Data items
>> BEGIN
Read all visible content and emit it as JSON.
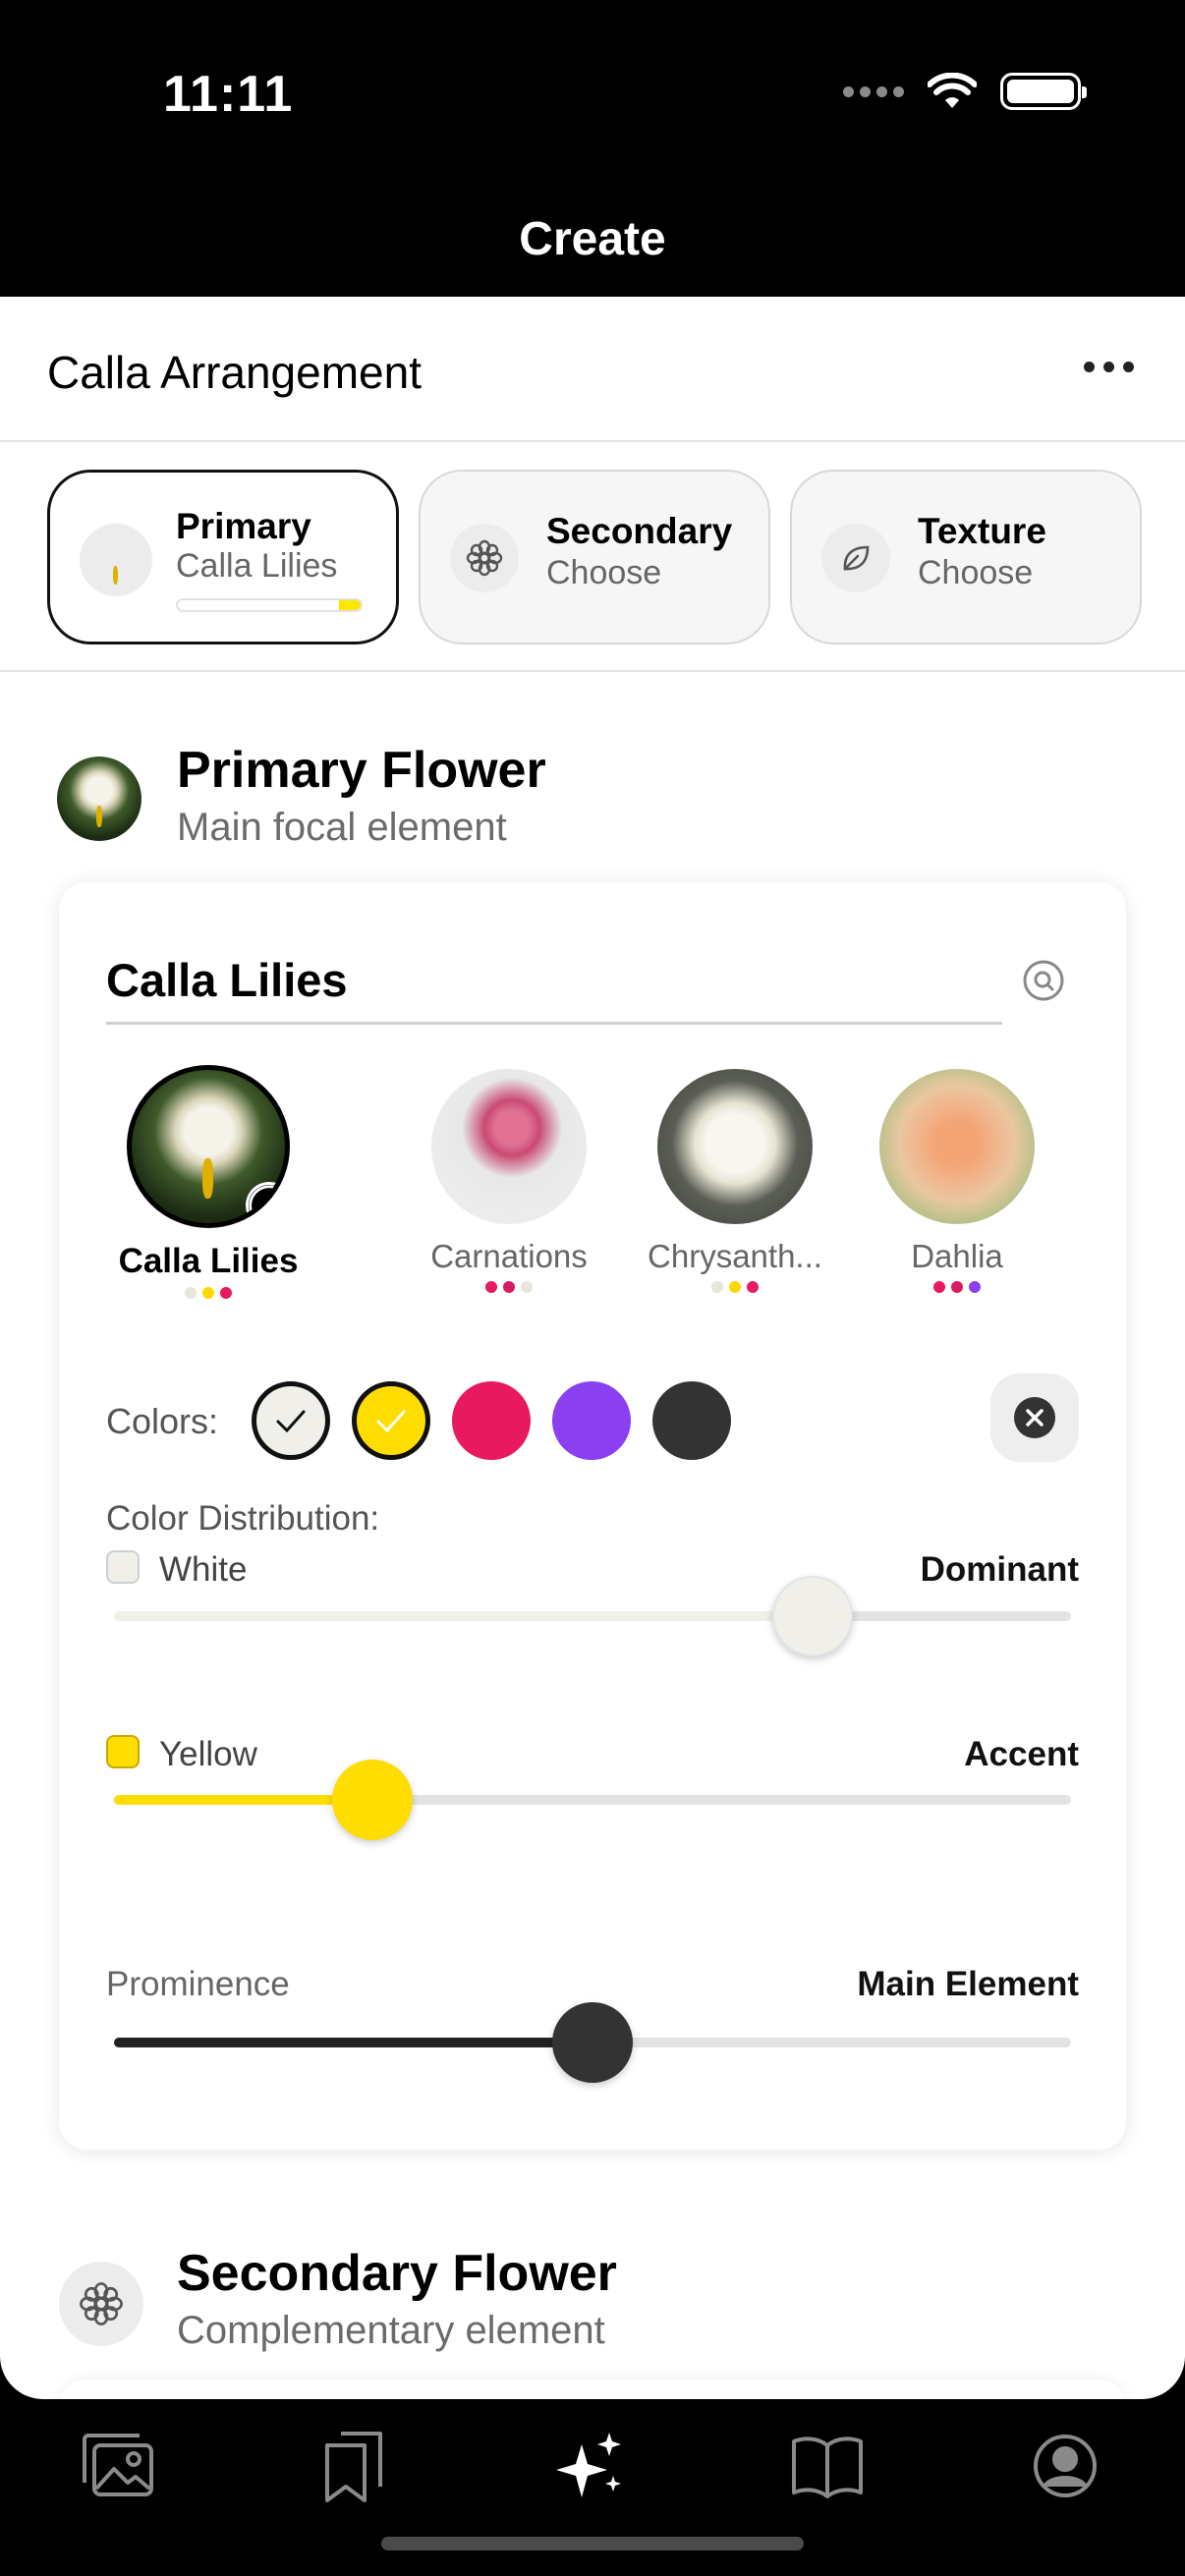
{
  "status_bar": {
    "time": "11:11"
  },
  "nav": {
    "title": "Create"
  },
  "arrangement": {
    "title": "Calla Arrangement"
  },
  "tabs": [
    {
      "label": "Primary",
      "sub": "Calla Lilies",
      "progress": 0.12
    },
    {
      "label": "Secondary",
      "sub": "Choose",
      "icon": "flower-icon"
    },
    {
      "label": "Texture",
      "sub": "Choose",
      "icon": "leaf-icon"
    }
  ],
  "primary_section": {
    "title": "Primary Flower",
    "subtitle": "Main focal element",
    "search_value": "Calla Lilies",
    "flowers": [
      {
        "name": "Calla Lilies",
        "selected": true,
        "dots": [
          "#e8e6d8",
          "#ffd900",
          "#e8195f"
        ]
      },
      {
        "name": "Carnations",
        "dots": [
          "#e8195f",
          "#d81b60",
          "#e8e6d8"
        ]
      },
      {
        "name": "Chrysanth...",
        "dots": [
          "#e8e6d8",
          "#ffd900",
          "#e8195f"
        ]
      },
      {
        "name": "Dahlia",
        "dots": [
          "#e8195f",
          "#d81b60",
          "#8a3ff0"
        ]
      }
    ],
    "colors_label": "Colors:",
    "colors": [
      {
        "name": "white",
        "hex": "#f0efe9",
        "selected": true
      },
      {
        "name": "yellow",
        "hex": "#ffdd00",
        "selected": true
      },
      {
        "name": "pink",
        "hex": "#e8195f"
      },
      {
        "name": "purple",
        "hex": "#8a3ff0"
      },
      {
        "name": "charcoal",
        "hex": "#333333"
      }
    ],
    "distribution_label": "Color Distribution:",
    "distribution": [
      {
        "name": "White",
        "level": "Dominant",
        "value": 0.73,
        "color": "#f0efe9"
      },
      {
        "name": "Yellow",
        "level": "Accent",
        "value": 0.27,
        "color": "#ffdd00"
      }
    ],
    "prominence": {
      "label": "Prominence",
      "value_label": "Main Element",
      "value": 0.5
    }
  },
  "secondary_section": {
    "title": "Secondary Flower",
    "subtitle": "Complementary element"
  },
  "tabbar": [
    "gallery-icon",
    "bookmarks-icon",
    "create-sparkles-icon",
    "book-icon",
    "profile-icon"
  ]
}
>> END
*EXERCISE AIM*. The material above must be printed exactly, with its pictures left out.

*SOLUTION*.
Read all visible content and emit it as JSON.
{
  "status_bar": {
    "time": "11:11"
  },
  "nav": {
    "title": "Create"
  },
  "arrangement": {
    "title": "Calla Arrangement"
  },
  "tabs": [
    {
      "label": "Primary",
      "sub": "Calla Lilies",
      "progress": 0.12
    },
    {
      "label": "Secondary",
      "sub": "Choose",
      "icon": "flower-icon"
    },
    {
      "label": "Texture",
      "sub": "Choose",
      "icon": "leaf-icon"
    }
  ],
  "primary_section": {
    "title": "Primary Flower",
    "subtitle": "Main focal element",
    "search_value": "Calla Lilies",
    "flowers": [
      {
        "name": "Calla Lilies",
        "selected": true,
        "dots": [
          "#e8e6d8",
          "#ffd900",
          "#e8195f"
        ]
      },
      {
        "name": "Carnations",
        "dots": [
          "#e8195f",
          "#d81b60",
          "#e8e6d8"
        ]
      },
      {
        "name": "Chrysanth...",
        "dots": [
          "#e8e6d8",
          "#ffd900",
          "#e8195f"
        ]
      },
      {
        "name": "Dahlia",
        "dots": [
          "#e8195f",
          "#d81b60",
          "#8a3ff0"
        ]
      }
    ],
    "colors_label": "Colors:",
    "colors": [
      {
        "name": "white",
        "hex": "#f0efe9",
        "selected": true
      },
      {
        "name": "yellow",
        "hex": "#ffdd00",
        "selected": true
      },
      {
        "name": "pink",
        "hex": "#e8195f"
      },
      {
        "name": "purple",
        "hex": "#8a3ff0"
      },
      {
        "name": "charcoal",
        "hex": "#333333"
      }
    ],
    "distribution_label": "Color Distribution:",
    "distribution": [
      {
        "name": "White",
        "level": "Dominant",
        "value": 0.73,
        "color": "#f0efe9"
      },
      {
        "name": "Yellow",
        "level": "Accent",
        "value": 0.27,
        "color": "#ffdd00"
      }
    ],
    "prominence": {
      "label": "Prominence",
      "value_label": "Main Element",
      "value": 0.5
    }
  },
  "secondary_section": {
    "title": "Secondary Flower",
    "subtitle": "Complementary element"
  },
  "tabbar": [
    "gallery-icon",
    "bookmarks-icon",
    "create-sparkles-icon",
    "book-icon",
    "profile-icon"
  ]
}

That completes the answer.